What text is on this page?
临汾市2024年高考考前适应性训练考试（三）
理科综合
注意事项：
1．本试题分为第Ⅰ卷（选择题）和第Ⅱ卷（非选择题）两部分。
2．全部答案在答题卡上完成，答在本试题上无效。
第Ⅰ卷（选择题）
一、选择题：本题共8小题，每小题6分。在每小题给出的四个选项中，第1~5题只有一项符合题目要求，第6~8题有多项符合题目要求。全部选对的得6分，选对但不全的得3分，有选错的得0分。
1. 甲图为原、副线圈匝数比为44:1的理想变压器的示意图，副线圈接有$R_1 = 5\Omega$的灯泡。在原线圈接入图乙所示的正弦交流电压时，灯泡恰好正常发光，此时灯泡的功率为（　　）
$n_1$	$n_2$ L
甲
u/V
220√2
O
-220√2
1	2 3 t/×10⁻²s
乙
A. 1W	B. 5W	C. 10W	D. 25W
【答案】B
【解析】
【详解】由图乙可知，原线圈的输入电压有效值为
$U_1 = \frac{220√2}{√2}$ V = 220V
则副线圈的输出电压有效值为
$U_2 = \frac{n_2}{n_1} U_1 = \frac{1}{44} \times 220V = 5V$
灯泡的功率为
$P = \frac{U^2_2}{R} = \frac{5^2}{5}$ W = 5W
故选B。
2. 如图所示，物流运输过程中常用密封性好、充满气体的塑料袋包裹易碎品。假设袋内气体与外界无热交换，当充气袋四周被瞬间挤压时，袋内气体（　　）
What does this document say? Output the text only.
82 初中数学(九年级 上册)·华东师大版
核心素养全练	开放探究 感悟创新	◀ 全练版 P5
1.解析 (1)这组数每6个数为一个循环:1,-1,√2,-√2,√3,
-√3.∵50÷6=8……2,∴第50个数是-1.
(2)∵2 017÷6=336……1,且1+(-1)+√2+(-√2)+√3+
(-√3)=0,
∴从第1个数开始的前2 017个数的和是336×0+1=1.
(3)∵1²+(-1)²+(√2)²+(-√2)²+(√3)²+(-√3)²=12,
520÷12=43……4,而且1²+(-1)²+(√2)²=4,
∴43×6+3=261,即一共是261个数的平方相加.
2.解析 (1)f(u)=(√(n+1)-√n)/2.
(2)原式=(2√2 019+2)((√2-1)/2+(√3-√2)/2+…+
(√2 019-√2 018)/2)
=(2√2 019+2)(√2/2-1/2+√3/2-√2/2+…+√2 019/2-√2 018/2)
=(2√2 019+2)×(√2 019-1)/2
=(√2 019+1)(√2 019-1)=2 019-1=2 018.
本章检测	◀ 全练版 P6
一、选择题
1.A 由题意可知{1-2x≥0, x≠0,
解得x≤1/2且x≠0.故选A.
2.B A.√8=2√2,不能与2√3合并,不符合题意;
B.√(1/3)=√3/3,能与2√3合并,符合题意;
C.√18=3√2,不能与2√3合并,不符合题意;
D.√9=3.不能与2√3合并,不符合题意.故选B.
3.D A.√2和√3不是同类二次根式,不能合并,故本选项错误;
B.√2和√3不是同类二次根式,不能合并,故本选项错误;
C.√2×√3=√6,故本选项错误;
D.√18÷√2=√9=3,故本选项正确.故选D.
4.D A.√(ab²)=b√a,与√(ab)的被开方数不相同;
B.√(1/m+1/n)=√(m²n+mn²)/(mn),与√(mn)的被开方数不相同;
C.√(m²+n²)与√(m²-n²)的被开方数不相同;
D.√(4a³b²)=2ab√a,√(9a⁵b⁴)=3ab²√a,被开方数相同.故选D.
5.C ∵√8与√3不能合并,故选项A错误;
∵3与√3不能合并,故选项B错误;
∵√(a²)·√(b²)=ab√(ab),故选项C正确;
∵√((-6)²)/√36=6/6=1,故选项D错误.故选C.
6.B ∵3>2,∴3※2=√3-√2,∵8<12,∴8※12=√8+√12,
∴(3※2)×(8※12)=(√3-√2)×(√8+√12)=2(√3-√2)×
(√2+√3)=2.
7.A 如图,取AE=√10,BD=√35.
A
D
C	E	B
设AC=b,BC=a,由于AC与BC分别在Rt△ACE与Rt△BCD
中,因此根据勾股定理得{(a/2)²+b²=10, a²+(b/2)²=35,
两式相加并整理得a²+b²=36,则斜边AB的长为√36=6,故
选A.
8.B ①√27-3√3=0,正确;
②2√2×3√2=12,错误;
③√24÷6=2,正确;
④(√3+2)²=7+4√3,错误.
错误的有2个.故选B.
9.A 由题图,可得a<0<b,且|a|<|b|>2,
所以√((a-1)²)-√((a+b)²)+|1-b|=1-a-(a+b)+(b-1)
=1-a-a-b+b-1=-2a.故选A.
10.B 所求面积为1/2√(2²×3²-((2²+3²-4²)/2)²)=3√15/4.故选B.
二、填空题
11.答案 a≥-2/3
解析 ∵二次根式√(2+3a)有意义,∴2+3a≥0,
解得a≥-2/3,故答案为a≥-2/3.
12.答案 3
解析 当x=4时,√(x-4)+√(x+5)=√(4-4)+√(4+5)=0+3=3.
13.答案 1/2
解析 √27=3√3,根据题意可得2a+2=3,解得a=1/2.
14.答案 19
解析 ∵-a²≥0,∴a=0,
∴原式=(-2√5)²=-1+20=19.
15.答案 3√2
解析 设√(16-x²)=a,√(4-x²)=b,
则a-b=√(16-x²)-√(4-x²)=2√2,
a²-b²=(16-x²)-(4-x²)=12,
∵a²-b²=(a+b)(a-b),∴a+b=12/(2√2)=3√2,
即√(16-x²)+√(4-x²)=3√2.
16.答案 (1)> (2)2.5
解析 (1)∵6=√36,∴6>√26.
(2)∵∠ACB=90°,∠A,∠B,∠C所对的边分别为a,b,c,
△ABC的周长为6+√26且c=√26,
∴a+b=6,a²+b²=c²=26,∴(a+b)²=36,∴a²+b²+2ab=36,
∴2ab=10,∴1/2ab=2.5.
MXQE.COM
^^^^^^^^^^^^^^^^
Exercise goal
Return the entries above exactly as they appear.

Task result
What text is on this page?
临汾市2024年高考考前适应性训练考试（三）
理科综合
注意事项：
1．本试题分为第Ⅰ卷（选择题）和第Ⅱ卷（非选择题）两部分。
2．全部答案在答题卡上完成，答在本试题上无效。
第Ⅰ卷（选择题）
一、选择题：本题共8小题，每小题6分。在每小题给出的四个选项中，第1~5题只有一项符合题目要求，第6~8题有多项符合题目要求。全部选对的得6分，选对但不全的得3分，有选错的得0分。
1. 甲图为原、副线圈匝数比为44:1的理想变压器的示意图，副线圈接有$R_1 = 5\Omega$的灯泡。在原线圈接入图乙所示的正弦交流电压时，灯泡恰好正常发光，此时灯泡的功率为（　　）
$n_1$	$n_2$ L
甲
u/V
220√2
O
-220√2
1	2 3 t/×10⁻²s
乙
A. 1W	B. 5W	C. 10W	D. 25W
【答案】B
【解析】
【详解】由图乙可知，原线圈的输入电压有效值为
$U_1 = \frac{220√2}{√2}$ V = 220V
则副线圈的输出电压有效值为
$U_2 = \frac{n_2}{n_1} U_1 = \frac{1}{44} \times 220V = 5V$
灯泡的功率为
$P = \frac{U^2_2}{R} = \frac{5^2}{5}$ W = 5W
故选B。
2. 如图所示，物流运输过程中常用密封性好、充满气体的塑料袋包裹易碎品。假设袋内气体与外界无热交换，当充气袋四周被瞬间挤压时，袋内气体（　　）
What does this document say? Output the text only.
82 初中数学(九年级 上册)·华东师大版
核心素养全练	开放探究 感悟创新	◀ 全练版 P5
1.解析 (1)这组数每6个数为一个循环:1,-1,√2,-√2,√3,
-√3.∵50÷6=8……2,∴第50个数是-1.
(2)∵2 017÷6=336……1,且1+(-1)+√2+(-√2)+√3+
(-√3)=0,
∴从第1个数开始的前2 017个数的和是336×0+1=1.
(3)∵1²+(-1)²+(√2)²+(-√2)²+(√3)²+(-√3)²=12,
520÷12=43……4,而且1²+(-1)²+(√2)²=4,
∴43×6+3=261,即一共是261个数的平方相加.
2.解析 (1)f(u)=(√(n+1)-√n)/2.
(2)原式=(2√2 019+2)((√2-1)/2+(√3-√2)/2+…+
(√2 019-√2 018)/2)
=(2√2 019+2)(√2/2-1/2+√3/2-√2/2+…+√2 019/2-√2 018/2)
=(2√2 019+2)×(√2 019-1)/2
=(√2 019+1)(√2 019-1)=2 019-1=2 018.
本章检测	◀ 全练版 P6
一、选择题
1.A 由题意可知{1-2x≥0, x≠0,
解得x≤1/2且x≠0.故选A.
2.B A.√8=2√2,不能与2√3合并,不符合题意;
B.√(1/3)=√3/3,能与2√3合并,符合题意;
C.√18=3√2,不能与2√3合并,不符合题意;
D.√9=3.不能与2√3合并,不符合题意.故选B.
3.D A.√2和√3不是同类二次根式,不能合并,故本选项错误;
B.√2和√3不是同类二次根式,不能合并,故本选项错误;
C.√2×√3=√6,故本选项错误;
D.√18÷√2=√9=3,故本选项正确.故选D.
4.D A.√(ab²)=b√a,与√(ab)的被开方数不相同;
B.√(1/m+1/n)=√(m²n+mn²)/(mn),与√(mn)的被开方数不相同;
C.√(m²+n²)与√(m²-n²)的被开方数不相同;
D.√(4a³b²)=2ab√a,√(9a⁵b⁴)=3ab²√a,被开方数相同.故选D.
5.C ∵√8与√3不能合并,故选项A错误;
∵3与√3不能合并,故选项B错误;
∵√(a²)·√(b²)=ab√(ab),故选项C正确;
∵√((-6)²)/√36=6/6=1,故选项D错误.故选C.
6.B ∵3>2,∴3※2=√3-√2,∵8<12,∴8※12=√8+√12,
∴(3※2)×(8※12)=(√3-√2)×(√8+√12)=2(√3-√2)×
(√2+√3)=2.
7.A 如图,取AE=√10,BD=√35.
A
D
C	E	B
设AC=b,BC=a,由于AC与BC分别在Rt△ACE与Rt△BCD
中,因此根据勾股定理得{(a/2)²+b²=10, a²+(b/2)²=35,
两式相加并整理得a²+b²=36,则斜边AB的长为√36=6,故
选A.
8.B ①√27-3√3=0,正确;
②2√2×3√2=12,错误;
③√24÷6=2,正确;
④(√3+2)²=7+4√3,错误.
错误的有2个.故选B.
9.A 由题图,可得a<0<b,且|a|<|b|>2,
所以√((a-1)²)-√((a+b)²)+|1-b|=1-a-(a+b)+(b-1)
=1-a-a-b+b-1=-2a.故选A.
10.B 所求面积为1/2√(2²×3²-((2²+3²-4²)/2)²)=3√15/4.故选B.
二、填空题
11.答案 a≥-2/3
解析 ∵二次根式√(2+3a)有意义,∴2+3a≥0,
解得a≥-2/3,故答案为a≥-2/3.
12.答案 3
解析 当x=4时,√(x-4)+√(x+5)=√(4-4)+√(4+5)=0+3=3.
13.答案 1/2
解析 √27=3√3,根据题意可得2a+2=3,解得a=1/2.
14.答案 19
解析 ∵-a²≥0,∴a=0,
∴原式=(-2√5)²=-1+20=19.
15.答案 3√2
解析 设√(16-x²)=a,√(4-x²)=b,
则a-b=√(16-x²)-√(4-x²)=2√2,
a²-b²=(16-x²)-(4-x²)=12,
∵a²-b²=(a+b)(a-b),∴a+b=12/(2√2)=3√2,
即√(16-x²)+√(4-x²)=3√2.
16.答案 (1)> (2)2.5
解析 (1)∵6=√36,∴6>√26.
(2)∵∠ACB=90°,∠A,∠B,∠C所对的边分别为a,b,c,
△ABC的周长为6+√26且c=√26,
∴a+b=6,a²+b²=c²=26,∴(a+b)²=36,∴a²+b²+2ab=36,
∴2ab=10,∴1/2ab=2.5.
MXQE.COM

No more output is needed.